-- GIVEN PROBLEM --
Pictures are not part of the copy; repeat everything else in the records exactly.

** START PROVIDED RECORDS **

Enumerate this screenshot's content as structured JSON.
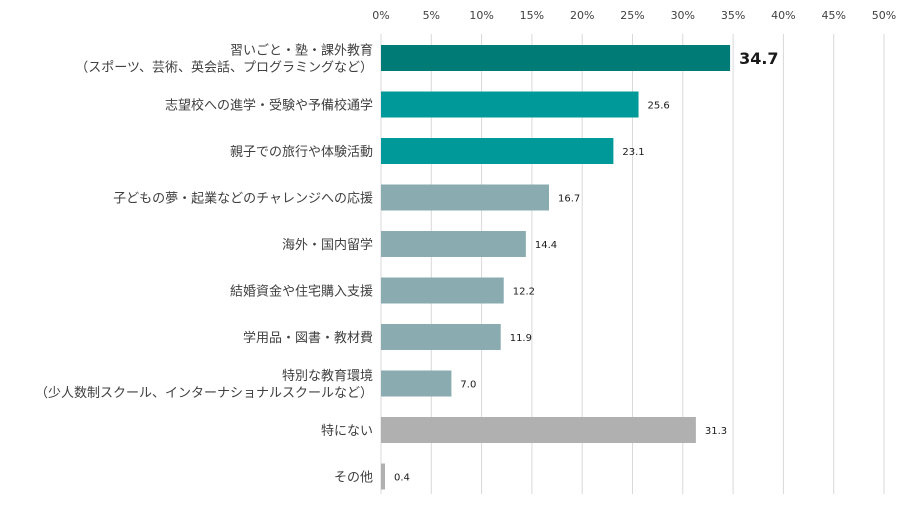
{
  "chart_data": {
    "type": "bar",
    "orientation": "horizontal",
    "title": "",
    "xlabel": "",
    "ylabel": "",
    "xlim": [
      0,
      50
    ],
    "x_ticks": [
      "0%",
      "5%",
      "10%",
      "15%",
      "20%",
      "25%",
      "30%",
      "35%",
      "40%",
      "45%",
      "50%"
    ],
    "axis_position": "top",
    "grid": true,
    "legend": "none",
    "categories": [
      [
        "習いごと・塾・課外教育",
        "（スポーツ、芸術、英会話、プログラミングなど）"
      ],
      [
        "志望校への進学・受験や予備校通学"
      ],
      [
        "親子での旅行や体験活動"
      ],
      [
        "子どもの夢・起業などのチャレンジへの応援"
      ],
      [
        "海外・国内留学"
      ],
      [
        "結婚資金や住宅購入支援"
      ],
      [
        "学用品・図書・教材費"
      ],
      [
        "特別な教育環境",
        "（少人数制スクール、インターナショナルスクールなど）"
      ],
      [
        "特にない"
      ],
      [
        "その他"
      ]
    ],
    "values": [
      34.7,
      25.6,
      23.1,
      16.7,
      14.4,
      12.2,
      11.9,
      7.0,
      31.3,
      0.4
    ],
    "value_labels": [
      "34.7",
      "25.6",
      "23.1",
      "16.7",
      "14.4",
      "12.2",
      "11.9",
      "7.0",
      "31.3",
      "0.4"
    ],
    "highlight_index": 0,
    "bar_colors": [
      "#007b76",
      "#00999a",
      "#00999a",
      "#8aabb0",
      "#8aabb0",
      "#8aabb0",
      "#8aabb0",
      "#8aabb0",
      "#b0b0b0",
      "#b0b0b0"
    ]
  }
}
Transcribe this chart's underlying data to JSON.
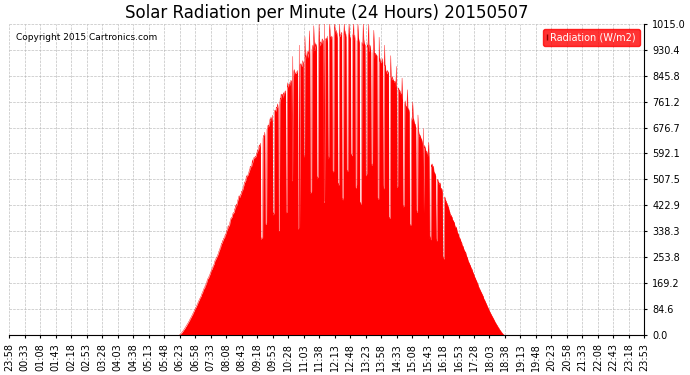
{
  "title": "Solar Radiation per Minute (24 Hours) 20150507",
  "copyright_text": "Copyright 2015 Cartronics.com",
  "legend_label": "Radiation (W/m2)",
  "ytick_labels": [
    "0.0",
    "84.6",
    "169.2",
    "253.8",
    "338.3",
    "422.9",
    "507.5",
    "592.1",
    "676.7",
    "761.2",
    "845.8",
    "930.4",
    "1015.0"
  ],
  "ytick_values": [
    0.0,
    84.6,
    169.2,
    253.8,
    338.3,
    422.9,
    507.5,
    592.1,
    676.7,
    761.2,
    845.8,
    930.4,
    1015.0
  ],
  "ylim": [
    0.0,
    1015.0
  ],
  "fill_color": "#ff0000",
  "line_color": "#ff0000",
  "bg_color": "#ffffff",
  "grid_color": "#b0b0b0",
  "title_fontsize": 12,
  "axis_fontsize": 7,
  "xtick_labels": [
    "23:58",
    "00:33",
    "01:08",
    "01:43",
    "02:18",
    "02:53",
    "03:28",
    "04:03",
    "04:38",
    "05:13",
    "05:48",
    "06:23",
    "06:58",
    "07:33",
    "08:08",
    "08:43",
    "09:18",
    "09:53",
    "10:28",
    "11:03",
    "11:38",
    "12:13",
    "12:48",
    "13:23",
    "13:58",
    "14:33",
    "15:08",
    "15:43",
    "16:18",
    "16:53",
    "17:28",
    "18:03",
    "18:38",
    "19:13",
    "19:48",
    "20:23",
    "20:58",
    "21:33",
    "22:08",
    "22:43",
    "23:18",
    "23:53"
  ],
  "n_minutes": 1440,
  "sunrise_cal": 383,
  "sunset_cal": 1120,
  "peak_cal": 700,
  "peak_value": 980
}
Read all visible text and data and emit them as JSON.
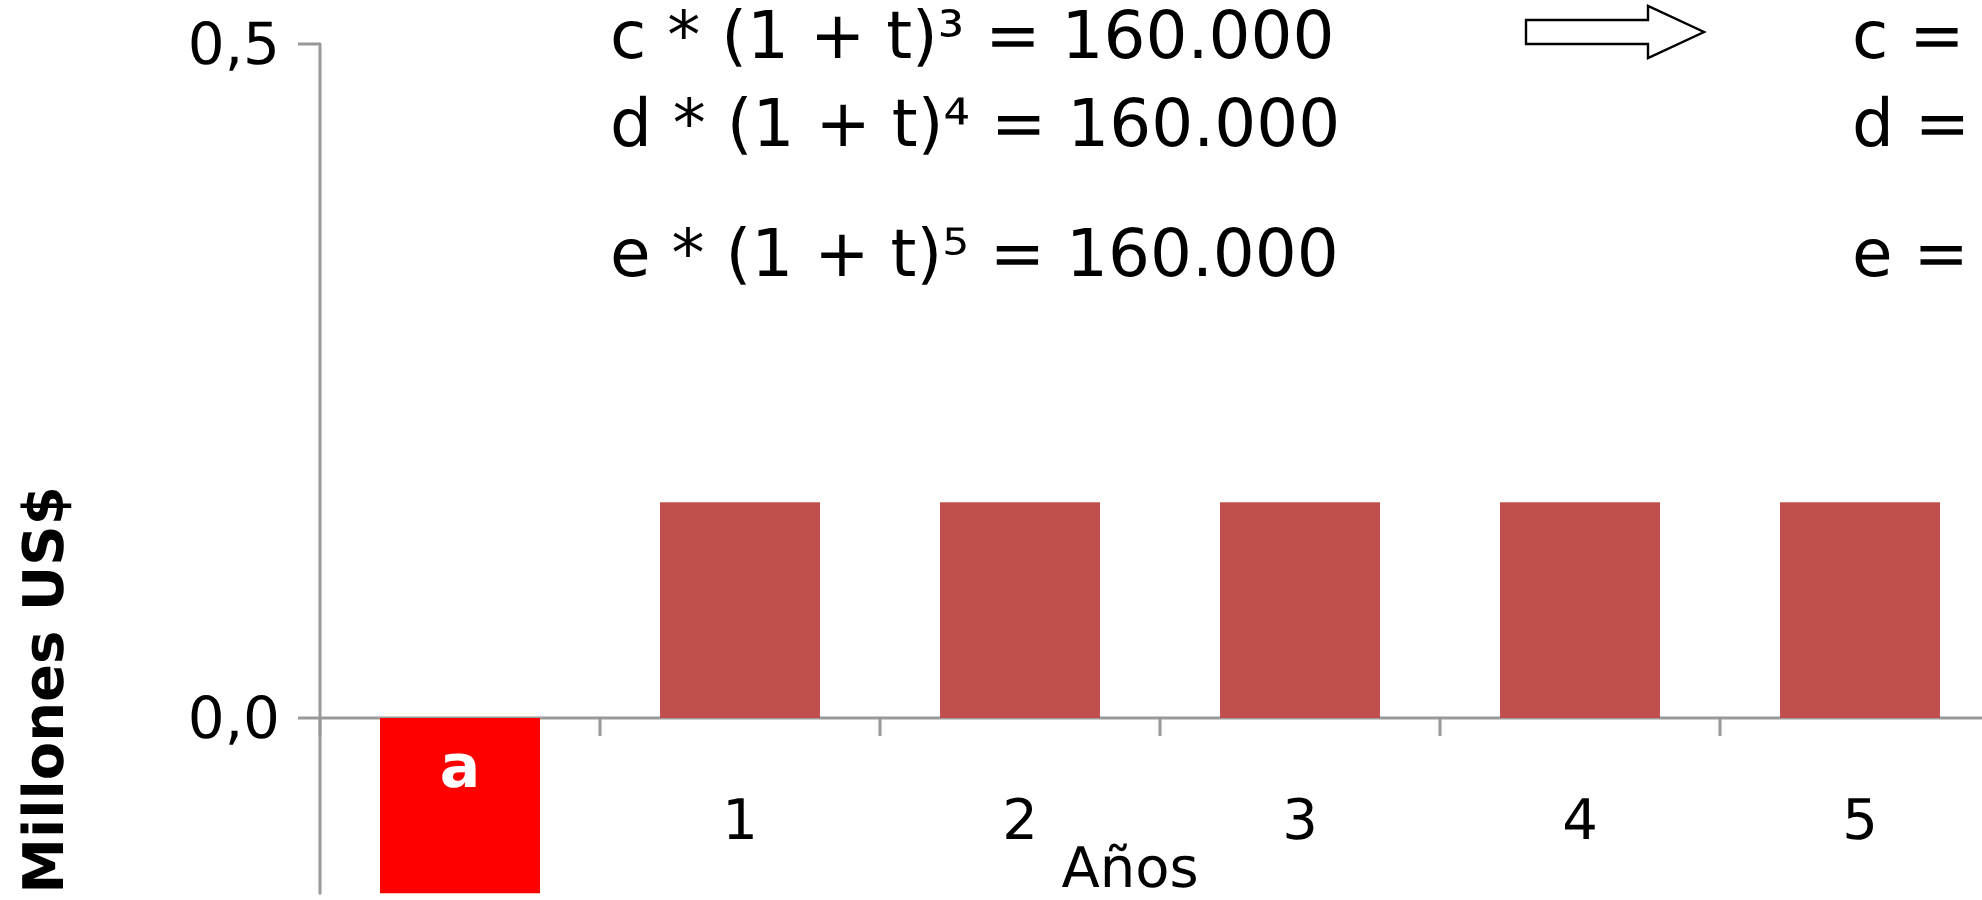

** END PROVIDED RECORDS **

-- EXPECTED OUTPUT --
Enumerate this screenshot's content as structured JSON.
{
  "chart_data": {
    "type": "bar",
    "orientation": "horizontal",
    "title": "",
    "xlabel": "",
    "ylabel": "",
    "xlim": [
      0,
      50
    ],
    "x_ticks": [
      "0%",
      "5%",
      "10%",
      "15%",
      "20%",
      "25%",
      "30%",
      "35%",
      "40%",
      "45%",
      "50%"
    ],
    "axis_position": "top",
    "grid": true,
    "legend": "none",
    "categories": [
      [
        "習いごと・塾・課外教育",
        "（スポーツ、芸術、英会話、プログラミングなど）"
      ],
      [
        "志望校への進学・受験や予備校通学"
      ],
      [
        "親子での旅行や体験活動"
      ],
      [
        "子どもの夢・起業などのチャレンジへの応援"
      ],
      [
        "海外・国内留学"
      ],
      [
        "結婚資金や住宅購入支援"
      ],
      [
        "学用品・図書・教材費"
      ],
      [
        "特別な教育環境",
        "（少人数制スクール、インターナショナルスクールなど）"
      ],
      [
        "特にない"
      ],
      [
        "その他"
      ]
    ],
    "values": [
      34.7,
      25.6,
      23.1,
      16.7,
      14.4,
      12.2,
      11.9,
      7.0,
      31.3,
      0.4
    ],
    "value_labels": [
      "34.7",
      "25.6",
      "23.1",
      "16.7",
      "14.4",
      "12.2",
      "11.9",
      "7.0",
      "31.3",
      "0.4"
    ],
    "highlight_index": 0,
    "bar_colors": [
      "#007b76",
      "#00999a",
      "#00999a",
      "#8aabb0",
      "#8aabb0",
      "#8aabb0",
      "#8aabb0",
      "#8aabb0",
      "#b0b0b0",
      "#b0b0b0"
    ]
  }
}
Transcribe this chart's underlying data to JSON.
{
  "title": "Solar Radiation per Minute (24 Hours) 20150507",
  "copyright_text": "Copyright 2015 Cartronics.com",
  "legend_label": "Radiation (W/m2)",
  "ytick_labels": [
    "0.0",
    "84.6",
    "169.2",
    "253.8",
    "338.3",
    "422.9",
    "507.5",
    "592.1",
    "676.7",
    "761.2",
    "845.8",
    "930.4",
    "1015.0"
  ],
  "ytick_values": [
    0.0,
    84.6,
    169.2,
    253.8,
    338.3,
    422.9,
    507.5,
    592.1,
    676.7,
    761.2,
    845.8,
    930.4,
    1015.0
  ],
  "ylim": [
    0.0,
    1015.0
  ],
  "fill_color": "#ff0000",
  "line_color": "#ff0000",
  "bg_color": "#ffffff",
  "grid_color": "#b0b0b0",
  "title_fontsize": 12,
  "axis_fontsize": 7,
  "xtick_labels": [
    "23:58",
    "00:33",
    "01:08",
    "01:43",
    "02:18",
    "02:53",
    "03:28",
    "04:03",
    "04:38",
    "05:13",
    "05:48",
    "06:23",
    "06:58",
    "07:33",
    "08:08",
    "08:43",
    "09:18",
    "09:53",
    "10:28",
    "11:03",
    "11:38",
    "12:13",
    "12:48",
    "13:23",
    "13:58",
    "14:33",
    "15:08",
    "15:43",
    "16:18",
    "16:53",
    "17:28",
    "18:03",
    "18:38",
    "19:13",
    "19:48",
    "20:23",
    "20:58",
    "21:33",
    "22:08",
    "22:43",
    "23:18",
    "23:53"
  ],
  "n_minutes": 1440,
  "sunrise_cal": 383,
  "sunset_cal": 1120,
  "peak_cal": 700,
  "peak_value": 980
}
Read all visible text and data and emit them as JSON.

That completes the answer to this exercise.